Aim of the exercise ▸ Copy down all of the data underneath, exactly as shown.

Input ▸

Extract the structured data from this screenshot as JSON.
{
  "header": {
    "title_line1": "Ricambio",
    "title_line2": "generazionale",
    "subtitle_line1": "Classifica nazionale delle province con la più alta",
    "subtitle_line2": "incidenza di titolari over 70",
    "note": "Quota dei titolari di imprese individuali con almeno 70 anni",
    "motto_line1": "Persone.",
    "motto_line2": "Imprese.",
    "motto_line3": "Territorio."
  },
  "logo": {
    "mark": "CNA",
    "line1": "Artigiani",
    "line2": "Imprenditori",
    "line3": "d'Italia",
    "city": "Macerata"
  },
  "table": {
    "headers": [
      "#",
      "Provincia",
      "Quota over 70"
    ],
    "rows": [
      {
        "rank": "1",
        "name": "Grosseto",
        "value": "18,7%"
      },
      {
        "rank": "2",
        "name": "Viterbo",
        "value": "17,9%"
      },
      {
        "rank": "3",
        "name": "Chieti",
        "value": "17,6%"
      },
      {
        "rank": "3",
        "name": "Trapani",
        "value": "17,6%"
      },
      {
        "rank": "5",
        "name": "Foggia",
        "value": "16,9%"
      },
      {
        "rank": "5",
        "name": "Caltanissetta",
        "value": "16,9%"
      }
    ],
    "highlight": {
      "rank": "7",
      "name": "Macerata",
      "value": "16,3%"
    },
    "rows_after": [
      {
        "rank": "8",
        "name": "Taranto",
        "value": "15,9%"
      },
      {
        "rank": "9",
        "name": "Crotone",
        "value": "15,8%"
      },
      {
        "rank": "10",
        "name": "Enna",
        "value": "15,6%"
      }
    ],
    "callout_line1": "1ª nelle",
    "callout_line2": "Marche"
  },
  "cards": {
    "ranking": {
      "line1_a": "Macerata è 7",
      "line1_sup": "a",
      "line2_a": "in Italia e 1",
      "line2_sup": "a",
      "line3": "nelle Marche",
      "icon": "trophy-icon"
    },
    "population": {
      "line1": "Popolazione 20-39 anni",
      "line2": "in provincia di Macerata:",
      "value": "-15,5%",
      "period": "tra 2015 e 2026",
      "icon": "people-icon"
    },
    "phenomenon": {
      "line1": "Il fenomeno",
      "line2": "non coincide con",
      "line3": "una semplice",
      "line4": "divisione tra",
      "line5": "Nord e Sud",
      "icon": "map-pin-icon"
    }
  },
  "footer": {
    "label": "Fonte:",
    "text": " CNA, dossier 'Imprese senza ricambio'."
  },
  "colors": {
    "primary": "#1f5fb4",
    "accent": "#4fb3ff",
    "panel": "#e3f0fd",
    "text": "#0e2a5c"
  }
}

Response ▸
Extract the structured data from this screenshot as JSON.
{
  "header": {
    "title_line1": "Ricambio",
    "title_line2": "generazionale",
    "subtitle_line1": "Classifica nazionale delle province con la più alta",
    "subtitle_line2": "incidenza di titolari over 70",
    "note": "Quota dei titolari di imprese individuali con almeno 70 anni",
    "motto_line1": "Persone.",
    "motto_line2": "Imprese.",
    "motto_line3": "Territorio."
  },
  "logo": {
    "mark": "CNA",
    "line1": "Artigiani",
    "line2": "Imprenditori",
    "line3": "d'Italia",
    "city": "Macerata"
  },
  "table": {
    "headers": [
      "#",
      "Provincia",
      "Quota over 70"
    ],
    "rows": [
      {
        "rank": "1",
        "name": "Grosseto",
        "value": "18,7%"
      },
      {
        "rank": "2",
        "name": "Viterbo",
        "value": "17,9%"
      },
      {
        "rank": "3",
        "name": "Chieti",
        "value": "17,6%"
      },
      {
        "rank": "3",
        "name": "Trapani",
        "value": "17,6%"
      },
      {
        "rank": "5",
        "name": "Foggia",
        "value": "16,9%"
      },
      {
        "rank": "5",
        "name": "Caltanissetta",
        "value": "16,9%"
      }
    ],
    "highlight": {
      "rank": "7",
      "name": "Macerata",
      "value": "16,3%"
    },
    "rows_after": [
      {
        "rank": "8",
        "name": "Taranto",
        "value": "15,9%"
      },
      {
        "rank": "9",
        "name": "Crotone",
        "value": "15,8%"
      },
      {
        "rank": "10",
        "name": "Enna",
        "value": "15,6%"
      }
    ],
    "callout_line1": "1ª nelle",
    "callout_line2": "Marche"
  },
  "cards": {
    "ranking": {
      "line1_a": "Macerata è 7",
      "line1_sup": "a",
      "line2_a": "in Italia e 1",
      "line2_sup": "a",
      "line3": "nelle Marche",
      "icon": "trophy-icon"
    },
    "population": {
      "line1": "Popolazione 20-39 anni",
      "line2": "in provincia di Macerata:",
      "value": "-15,5%",
      "period": "tra 2015 e 2026",
      "icon": "people-icon"
    },
    "phenomenon": {
      "line1": "Il fenomeno",
      "line2": "non coincide con",
      "line3": "una semplice",
      "line4": "divisione tra",
      "line5": "Nord e Sud",
      "icon": "map-pin-icon"
    }
  },
  "footer": {
    "label": "Fonte:",
    "text": " CNA, dossier 'Imprese senza ricambio'."
  },
  "colors": {
    "primary": "#1f5fb4",
    "accent": "#4fb3ff",
    "panel": "#e3f0fd",
    "text": "#0e2a5c"
  }
}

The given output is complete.